[Figure collection entries]
★ ★ ★ ★ ★ ★ ★

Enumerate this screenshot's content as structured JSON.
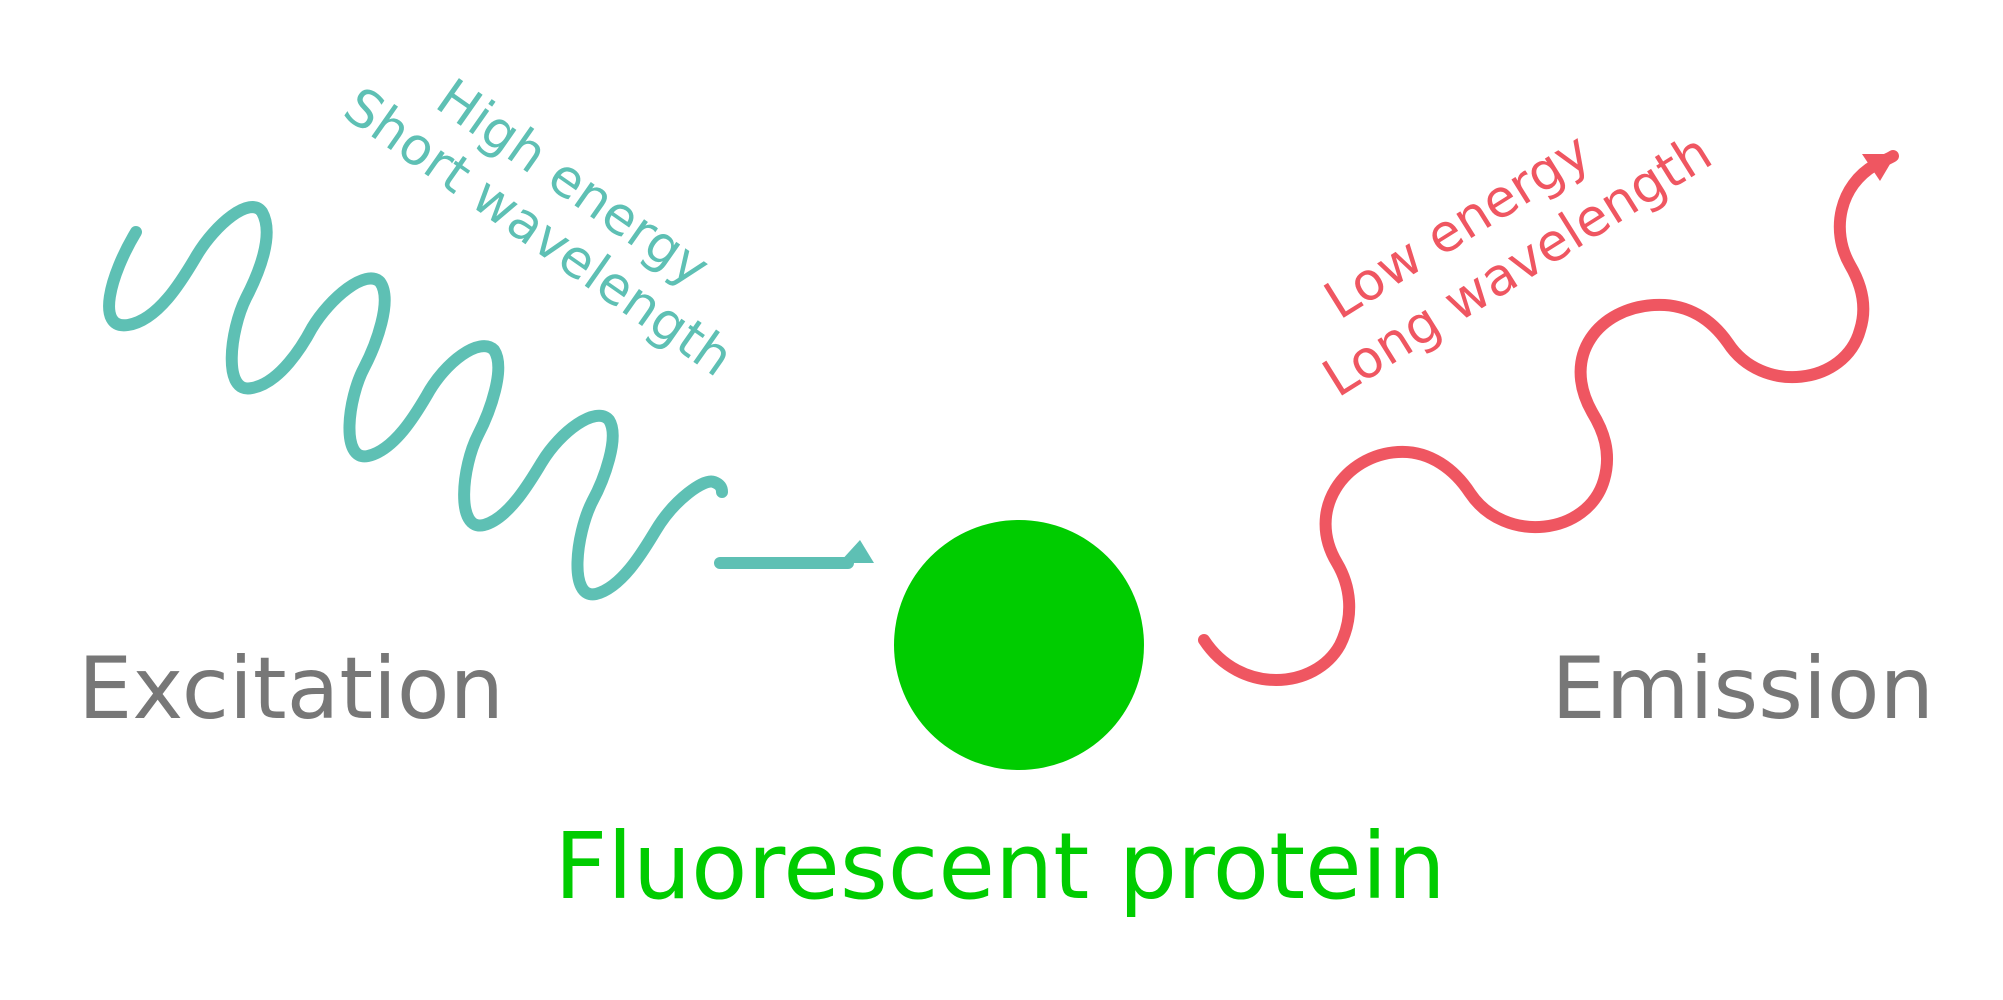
{
  "excitation": {
    "label": "Excitation",
    "annotation_line1": "High energy",
    "annotation_line2": "Short wavelength",
    "color": "#5ec0b4"
  },
  "emission": {
    "label": "Emission",
    "annotation_line1": "Low energy",
    "annotation_line2": "Long wavelength",
    "color": "#ef5661"
  },
  "protein": {
    "label": "Fluorescent protein",
    "color": "#00cc00"
  },
  "side_label_color": "#777777"
}
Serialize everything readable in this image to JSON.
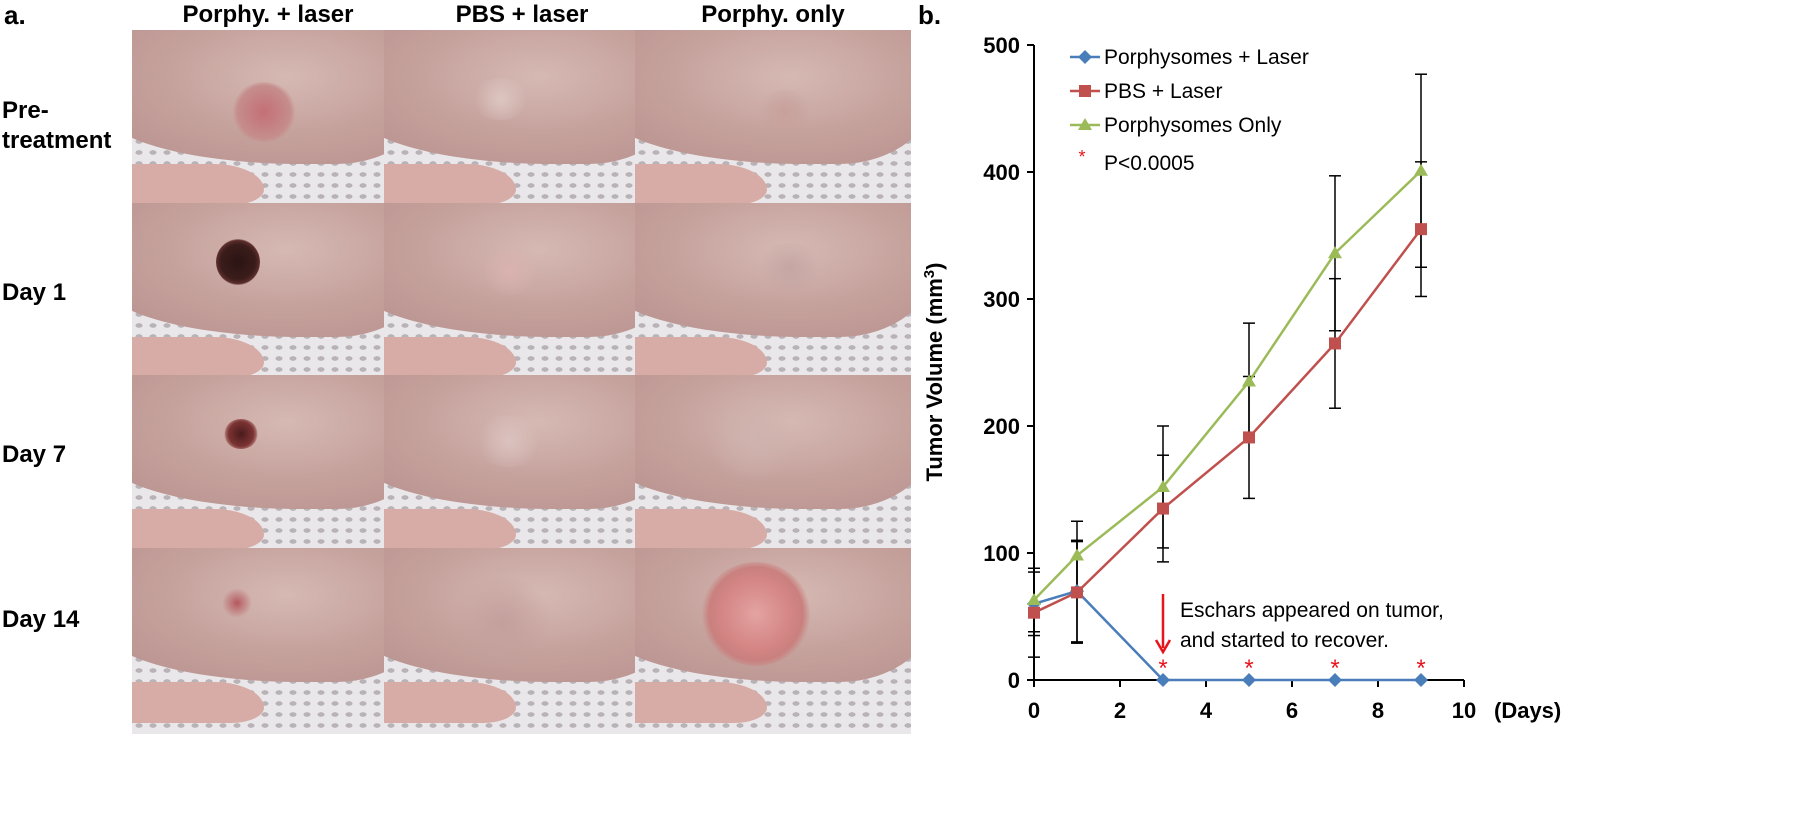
{
  "panel_a": {
    "label": "a.",
    "columns": [
      "Porphy. + laser",
      "PBS + laser",
      "Porphy. only"
    ],
    "rows": [
      "Pre-\ntreatment",
      "Day 1",
      "Day 7",
      "Day 14"
    ]
  },
  "panel_b": {
    "label": "b."
  },
  "chart_data": {
    "type": "line",
    "ylabel": "Tumor Volume (mm³)",
    "xunit_label": "(Days)",
    "xlim": [
      0,
      10
    ],
    "ylim": [
      0,
      500
    ],
    "xticks": [
      0,
      2,
      4,
      6,
      8,
      10
    ],
    "yticks": [
      0,
      100,
      200,
      300,
      400,
      500
    ],
    "grid": false,
    "legend_position": "top-left",
    "series": [
      {
        "name": "Porphysomes + Laser",
        "color": "#4a7ebb",
        "marker": "diamond",
        "x": [
          0,
          1,
          3,
          5,
          7,
          9
        ],
        "y": [
          60,
          70,
          0,
          0,
          0,
          0
        ],
        "err": [
          25,
          40,
          0,
          0,
          0,
          0
        ]
      },
      {
        "name": "PBS + Laser",
        "color": "#c0504d",
        "marker": "square",
        "x": [
          0,
          1,
          3,
          5,
          7,
          9
        ],
        "y": [
          53,
          69,
          135,
          191,
          265,
          355
        ],
        "err": [
          35,
          40,
          42,
          48,
          51,
          53
        ]
      },
      {
        "name": "Porphysomes Only",
        "color": "#9bbb59",
        "marker": "triangle",
        "x": [
          0,
          1,
          3,
          5,
          7,
          9
        ],
        "y": [
          63,
          98,
          152,
          235,
          336,
          401
        ],
        "err": [
          25,
          27,
          48,
          46,
          61,
          76
        ]
      }
    ],
    "significance": {
      "symbol": "*",
      "label": "P<0.0005",
      "color": "#e8141b",
      "x": [
        3,
        5,
        7,
        9
      ]
    },
    "annotation": {
      "lines": [
        "Eschars appeared on tumor,",
        "and started to recover."
      ],
      "arrow_x": 3
    }
  }
}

★ ★ ★ ★ ★ ★ ★

Transcribe the records above exactly as they appear, leaving out any pictures.

* **Reply to the task**
Enumerate this screenshot's content as structured JSON.
{
  "excitation": {
    "label": "Excitation",
    "annotation_line1": "High energy",
    "annotation_line2": "Short wavelength",
    "color": "#5ec0b4"
  },
  "emission": {
    "label": "Emission",
    "annotation_line1": "Low energy",
    "annotation_line2": "Long wavelength",
    "color": "#ef5661"
  },
  "protein": {
    "label": "Fluorescent protein",
    "color": "#00cc00"
  },
  "side_label_color": "#777777"
}
Serialize everything readable in this image to JSON.
{
  "panel_a": {
    "label": "a.",
    "columns": [
      "Porphy. + laser",
      "PBS + laser",
      "Porphy. only"
    ],
    "rows": [
      "Pre-\ntreatment",
      "Day 1",
      "Day 7",
      "Day 14"
    ]
  },
  "panel_b": {
    "label": "b."
  },
  "chart_data": {
    "type": "line",
    "ylabel": "Tumor Volume (mm³)",
    "xunit_label": "(Days)",
    "xlim": [
      0,
      10
    ],
    "ylim": [
      0,
      500
    ],
    "xticks": [
      0,
      2,
      4,
      6,
      8,
      10
    ],
    "yticks": [
      0,
      100,
      200,
      300,
      400,
      500
    ],
    "grid": false,
    "legend_position": "top-left",
    "series": [
      {
        "name": "Porphysomes + Laser",
        "color": "#4a7ebb",
        "marker": "diamond",
        "x": [
          0,
          1,
          3,
          5,
          7,
          9
        ],
        "y": [
          60,
          70,
          0,
          0,
          0,
          0
        ],
        "err": [
          25,
          40,
          0,
          0,
          0,
          0
        ]
      },
      {
        "name": "PBS + Laser",
        "color": "#c0504d",
        "marker": "square",
        "x": [
          0,
          1,
          3,
          5,
          7,
          9
        ],
        "y": [
          53,
          69,
          135,
          191,
          265,
          355
        ],
        "err": [
          35,
          40,
          42,
          48,
          51,
          53
        ]
      },
      {
        "name": "Porphysomes Only",
        "color": "#9bbb59",
        "marker": "triangle",
        "x": [
          0,
          1,
          3,
          5,
          7,
          9
        ],
        "y": [
          63,
          98,
          152,
          235,
          336,
          401
        ],
        "err": [
          25,
          27,
          48,
          46,
          61,
          76
        ]
      }
    ],
    "significance": {
      "symbol": "*",
      "label": "P<0.0005",
      "color": "#e8141b",
      "x": [
        3,
        5,
        7,
        9
      ]
    },
    "annotation": {
      "lines": [
        "Eschars appeared on tumor,",
        "and started to recover."
      ],
      "arrow_x": 3
    }
  }
}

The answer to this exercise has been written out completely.